What to do: Count every line that has the word "icon" in it; give no more than the number.

(Dataset records)

=====

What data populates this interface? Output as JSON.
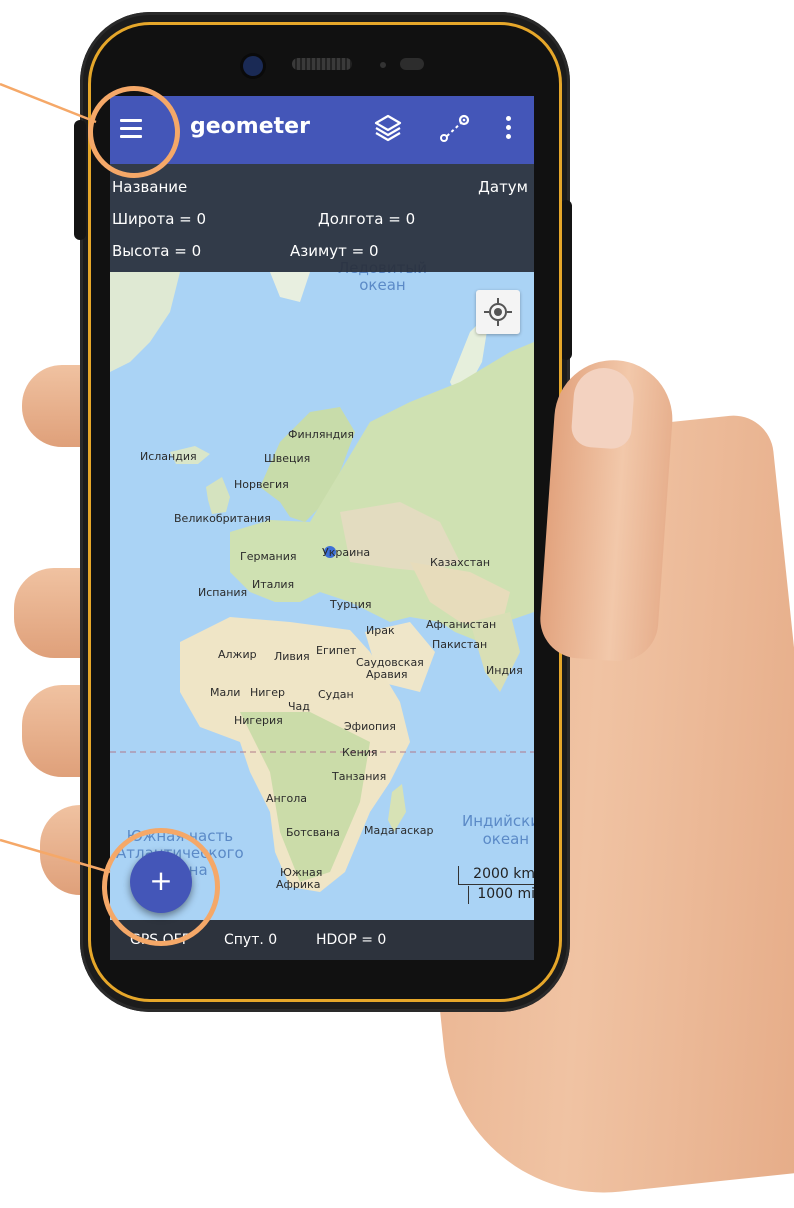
{
  "appbar": {
    "title": "geometer",
    "menu_icon": "hamburger-menu-icon",
    "layers_icon": "layers-icon",
    "route_icon": "route-points-icon",
    "more_icon": "more-vert-icon",
    "color": "#4456b8"
  },
  "info": {
    "name_label": "Название",
    "datum_label": "Датум",
    "latitude": "Широта = 0",
    "longitude": "Долгота = 0",
    "altitude": "Высота = 0",
    "azimuth": "Азимут = 0"
  },
  "map": {
    "ocean_top": [
      "Ледовитый",
      "океан"
    ],
    "ocean_atlantic": [
      "Южная часть",
      "Атлантического",
      "океана"
    ],
    "ocean_indian": [
      "Индийский",
      "океан"
    ],
    "countries": [
      "Финляндия",
      "Исландия",
      "Швеция",
      "Норвегия",
      "Великобритания",
      "Германия",
      "Украина",
      "Казахстан",
      "Испания",
      "Италия",
      "Турция",
      "Ирак",
      "Афганистан",
      "Пакистан",
      "Алжир",
      "Ливия",
      "Египет",
      "Саудовская",
      "Аравия",
      "Индия",
      "Мали",
      "Нигер",
      "Чад",
      "Судан",
      "Нигерия",
      "Эфиопия",
      "Кения",
      "Танзания",
      "Ангола",
      "Ботсвана",
      "Мадагаскар",
      "Южная",
      "Африка"
    ],
    "scale_km": "2000 km",
    "scale_mi": "1000 mi",
    "locate_icon": "my-location-icon"
  },
  "statusbar": {
    "gps": "GPS OFF",
    "satellites": "Спут. 0",
    "hdop": "HDOP = 0"
  },
  "fab": {
    "label": "+"
  },
  "accent": "#f5a868"
}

=====

Task response: 5